:: Supplied data ::
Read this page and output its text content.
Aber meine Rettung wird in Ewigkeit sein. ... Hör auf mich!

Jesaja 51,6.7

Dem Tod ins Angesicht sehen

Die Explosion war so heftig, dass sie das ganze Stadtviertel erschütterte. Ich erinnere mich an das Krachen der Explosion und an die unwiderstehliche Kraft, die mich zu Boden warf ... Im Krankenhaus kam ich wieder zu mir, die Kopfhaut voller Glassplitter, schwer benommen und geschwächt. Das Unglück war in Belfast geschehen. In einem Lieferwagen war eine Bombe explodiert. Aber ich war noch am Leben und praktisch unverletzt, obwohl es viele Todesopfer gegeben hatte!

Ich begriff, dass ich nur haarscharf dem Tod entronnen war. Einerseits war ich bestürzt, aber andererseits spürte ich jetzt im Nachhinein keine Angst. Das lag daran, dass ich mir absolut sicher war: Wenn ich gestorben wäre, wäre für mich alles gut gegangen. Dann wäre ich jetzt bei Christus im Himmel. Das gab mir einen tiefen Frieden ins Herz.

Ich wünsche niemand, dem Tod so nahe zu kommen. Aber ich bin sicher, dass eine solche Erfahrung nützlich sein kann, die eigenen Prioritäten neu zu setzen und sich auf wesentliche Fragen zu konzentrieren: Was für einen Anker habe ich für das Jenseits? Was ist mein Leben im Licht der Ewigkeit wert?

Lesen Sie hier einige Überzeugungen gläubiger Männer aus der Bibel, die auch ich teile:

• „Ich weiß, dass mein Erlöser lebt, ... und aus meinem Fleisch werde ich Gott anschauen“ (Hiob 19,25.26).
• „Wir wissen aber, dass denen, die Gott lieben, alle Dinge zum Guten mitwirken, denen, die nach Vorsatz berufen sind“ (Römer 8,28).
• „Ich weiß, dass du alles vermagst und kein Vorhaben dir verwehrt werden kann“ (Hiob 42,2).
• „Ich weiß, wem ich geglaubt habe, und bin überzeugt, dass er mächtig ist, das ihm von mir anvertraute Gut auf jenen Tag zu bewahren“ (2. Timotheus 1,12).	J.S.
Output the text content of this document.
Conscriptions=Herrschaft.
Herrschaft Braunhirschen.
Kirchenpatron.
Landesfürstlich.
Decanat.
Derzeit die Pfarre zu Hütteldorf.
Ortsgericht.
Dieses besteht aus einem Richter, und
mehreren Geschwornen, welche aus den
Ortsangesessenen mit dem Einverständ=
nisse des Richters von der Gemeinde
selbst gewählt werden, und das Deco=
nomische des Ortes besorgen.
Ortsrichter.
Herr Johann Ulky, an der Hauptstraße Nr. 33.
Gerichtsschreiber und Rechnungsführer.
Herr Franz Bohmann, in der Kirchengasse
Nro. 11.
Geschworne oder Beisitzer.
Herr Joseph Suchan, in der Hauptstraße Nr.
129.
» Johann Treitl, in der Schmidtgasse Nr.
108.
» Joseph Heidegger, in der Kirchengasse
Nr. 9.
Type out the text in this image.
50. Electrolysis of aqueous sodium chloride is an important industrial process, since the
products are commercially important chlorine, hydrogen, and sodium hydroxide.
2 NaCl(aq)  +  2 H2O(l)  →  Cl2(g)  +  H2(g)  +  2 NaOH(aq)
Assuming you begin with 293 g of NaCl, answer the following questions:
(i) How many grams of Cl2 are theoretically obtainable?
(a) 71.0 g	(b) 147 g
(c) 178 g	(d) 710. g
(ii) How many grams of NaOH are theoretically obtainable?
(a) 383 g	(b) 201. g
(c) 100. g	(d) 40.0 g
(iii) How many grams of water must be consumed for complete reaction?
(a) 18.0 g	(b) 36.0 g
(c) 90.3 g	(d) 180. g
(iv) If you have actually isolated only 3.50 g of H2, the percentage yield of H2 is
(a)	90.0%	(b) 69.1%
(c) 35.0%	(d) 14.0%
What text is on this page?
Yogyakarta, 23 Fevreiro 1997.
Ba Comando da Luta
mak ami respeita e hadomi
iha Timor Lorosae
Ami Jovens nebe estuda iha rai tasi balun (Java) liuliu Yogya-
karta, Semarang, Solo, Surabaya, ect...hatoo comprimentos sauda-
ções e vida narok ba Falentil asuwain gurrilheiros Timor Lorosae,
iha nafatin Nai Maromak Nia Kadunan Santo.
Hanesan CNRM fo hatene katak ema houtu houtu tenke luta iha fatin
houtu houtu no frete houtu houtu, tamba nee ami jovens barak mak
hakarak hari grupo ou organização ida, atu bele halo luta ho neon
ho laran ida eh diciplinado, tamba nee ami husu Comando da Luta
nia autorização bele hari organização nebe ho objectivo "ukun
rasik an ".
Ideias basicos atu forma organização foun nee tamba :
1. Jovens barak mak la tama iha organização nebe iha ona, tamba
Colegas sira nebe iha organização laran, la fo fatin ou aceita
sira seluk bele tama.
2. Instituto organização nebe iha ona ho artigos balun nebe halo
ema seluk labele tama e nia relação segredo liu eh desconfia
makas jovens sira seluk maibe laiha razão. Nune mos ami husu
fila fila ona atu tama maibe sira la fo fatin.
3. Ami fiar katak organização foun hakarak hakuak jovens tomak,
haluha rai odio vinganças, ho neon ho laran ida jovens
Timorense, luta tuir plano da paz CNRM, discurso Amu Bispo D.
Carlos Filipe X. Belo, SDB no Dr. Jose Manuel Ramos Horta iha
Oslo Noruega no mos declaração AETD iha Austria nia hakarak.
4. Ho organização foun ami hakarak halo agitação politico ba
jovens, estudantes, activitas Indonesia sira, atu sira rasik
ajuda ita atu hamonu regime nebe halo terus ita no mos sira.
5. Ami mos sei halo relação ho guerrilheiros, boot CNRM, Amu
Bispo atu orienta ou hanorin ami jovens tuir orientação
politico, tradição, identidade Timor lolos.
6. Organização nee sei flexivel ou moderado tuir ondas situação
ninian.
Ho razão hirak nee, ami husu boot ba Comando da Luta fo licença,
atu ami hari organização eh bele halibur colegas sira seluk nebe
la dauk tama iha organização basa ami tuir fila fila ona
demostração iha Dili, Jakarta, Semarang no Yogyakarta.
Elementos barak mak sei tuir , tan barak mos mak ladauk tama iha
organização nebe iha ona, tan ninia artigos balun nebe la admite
:::
-- Task statement --
Copy every line of the records word for word.

-- Result --
Read this page and output its text content.
Aber meine Rettung wird in Ewigkeit sein. ... Hör auf mich!

Jesaja 51,6.7

Dem Tod ins Angesicht sehen

Die Explosion war so heftig, dass sie das ganze Stadtviertel erschütterte. Ich erinnere mich an das Krachen der Explosion und an die unwiderstehliche Kraft, die mich zu Boden warf ... Im Krankenhaus kam ich wieder zu mir, die Kopfhaut voller Glassplitter, schwer benommen und geschwächt. Das Unglück war in Belfast geschehen. In einem Lieferwagen war eine Bombe explodiert. Aber ich war noch am Leben und praktisch unverletzt, obwohl es viele Todesopfer gegeben hatte!

Ich begriff, dass ich nur haarscharf dem Tod entronnen war. Einerseits war ich bestürzt, aber andererseits spürte ich jetzt im Nachhinein keine Angst. Das lag daran, dass ich mir absolut sicher war: Wenn ich gestorben wäre, wäre für mich alles gut gegangen. Dann wäre ich jetzt bei Christus im Himmel. Das gab mir einen tiefen Frieden ins Herz.

Ich wünsche niemand, dem Tod so nahe zu kommen. Aber ich bin sicher, dass eine solche Erfahrung nützlich sein kann, die eigenen Prioritäten neu zu setzen und sich auf wesentliche Fragen zu konzentrieren: Was für einen Anker habe ich für das Jenseits? Was ist mein Leben im Licht der Ewigkeit wert?

Lesen Sie hier einige Überzeugungen gläubiger Männer aus der Bibel, die auch ich teile:

• „Ich weiß, dass mein Erlöser lebt, ... und aus meinem Fleisch werde ich Gott anschauen“ (Hiob 19,25.26).
• „Wir wissen aber, dass denen, die Gott lieben, alle Dinge zum Guten mitwirken, denen, die nach Vorsatz berufen sind“ (Römer 8,28).
• „Ich weiß, dass du alles vermagst und kein Vorhaben dir verwehrt werden kann“ (Hiob 42,2).
• „Ich weiß, wem ich geglaubt habe, und bin überzeugt, dass er mächtig ist, das ihm von mir anvertraute Gut auf jenen Tag zu bewahren“ (2. Timotheus 1,12).	J.S.
Output the text content of this document.
Conscriptions=Herrschaft.
Herrschaft Braunhirschen.
Kirchenpatron.
Landesfürstlich.
Decanat.
Derzeit die Pfarre zu Hütteldorf.
Ortsgericht.
Dieses besteht aus einem Richter, und
mehreren Geschwornen, welche aus den
Ortsangesessenen mit dem Einverständ=
nisse des Richters von der Gemeinde
selbst gewählt werden, und das Deco=
nomische des Ortes besorgen.
Ortsrichter.
Herr Johann Ulky, an der Hauptstraße Nr. 33.
Gerichtsschreiber und Rechnungsführer.
Herr Franz Bohmann, in der Kirchengasse
Nro. 11.
Geschworne oder Beisitzer.
Herr Joseph Suchan, in der Hauptstraße Nr.
129.
» Johann Treitl, in der Schmidtgasse Nr.
108.
» Joseph Heidegger, in der Kirchengasse
Nr. 9.
Type out the text in this image.
50. Electrolysis of aqueous sodium chloride is an important industrial process, since the
products are commercially important chlorine, hydrogen, and sodium hydroxide.
2 NaCl(aq)  +  2 H2O(l)  →  Cl2(g)  +  H2(g)  +  2 NaOH(aq)
Assuming you begin with 293 g of NaCl, answer the following questions:
(i) How many grams of Cl2 are theoretically obtainable?
(a) 71.0 g	(b) 147 g
(c) 178 g	(d) 710. g
(ii) How many grams of NaOH are theoretically obtainable?
(a) 383 g	(b) 201. g
(c) 100. g	(d) 40.0 g
(iii) How many grams of water must be consumed for complete reaction?
(a) 18.0 g	(b) 36.0 g
(c) 90.3 g	(d) 180. g
(iv) If you have actually isolated only 3.50 g of H2, the percentage yield of H2 is
(a)	90.0%	(b) 69.1%
(c) 35.0%	(d) 14.0%
What text is on this page?
Yogyakarta, 23 Fevreiro 1997.
Ba Comando da Luta
mak ami respeita e hadomi
iha Timor Lorosae
Ami Jovens nebe estuda iha rai tasi balun (Java) liuliu Yogya-
karta, Semarang, Solo, Surabaya, ect...hatoo comprimentos sauda-
ções e vida narok ba Falentil asuwain gurrilheiros Timor Lorosae,
iha nafatin Nai Maromak Nia Kadunan Santo.
Hanesan CNRM fo hatene katak ema houtu houtu tenke luta iha fatin
houtu houtu no frete houtu houtu, tamba nee ami jovens barak mak
hakarak hari grupo ou organização ida, atu bele halo luta ho neon
ho laran ida eh diciplinado, tamba nee ami husu Comando da Luta
nia autorização bele hari organização nebe ho objectivo "ukun
rasik an ".
Ideias basicos atu forma organização foun nee tamba :
1. Jovens barak mak la tama iha organização nebe iha ona, tamba
Colegas sira nebe iha organização laran, la fo fatin ou aceita
sira seluk bele tama.
2. Instituto organização nebe iha ona ho artigos balun nebe halo
ema seluk labele tama e nia relação segredo liu eh desconfia
makas jovens sira seluk maibe laiha razão. Nune mos ami husu
fila fila ona atu tama maibe sira la fo fatin.
3. Ami fiar katak organização foun hakarak hakuak jovens tomak,
haluha rai odio vinganças, ho neon ho laran ida jovens
Timorense, luta tuir plano da paz CNRM, discurso Amu Bispo D.
Carlos Filipe X. Belo, SDB no Dr. Jose Manuel Ramos Horta iha
Oslo Noruega no mos declaração AETD iha Austria nia hakarak.
4. Ho organização foun ami hakarak halo agitação politico ba
jovens, estudantes, activitas Indonesia sira, atu sira rasik
ajuda ita atu hamonu regime nebe halo terus ita no mos sira.
5. Ami mos sei halo relação ho guerrilheiros, boot CNRM, Amu
Bispo atu orienta ou hanorin ami jovens tuir orientação
politico, tradição, identidade Timor lolos.
6. Organização nee sei flexivel ou moderado tuir ondas situação
ninian.
Ho razão hirak nee, ami husu boot ba Comando da Luta fo licença,
atu ami hari organização eh bele halibur colegas sira seluk nebe
la dauk tama iha organização basa ami tuir fila fila ona
demostração iha Dili, Jakarta, Semarang no Yogyakarta.
Elementos barak mak sei tuir , tan barak mos mak ladauk tama iha
organização nebe iha ona, tan ninia artigos balun nebe la admite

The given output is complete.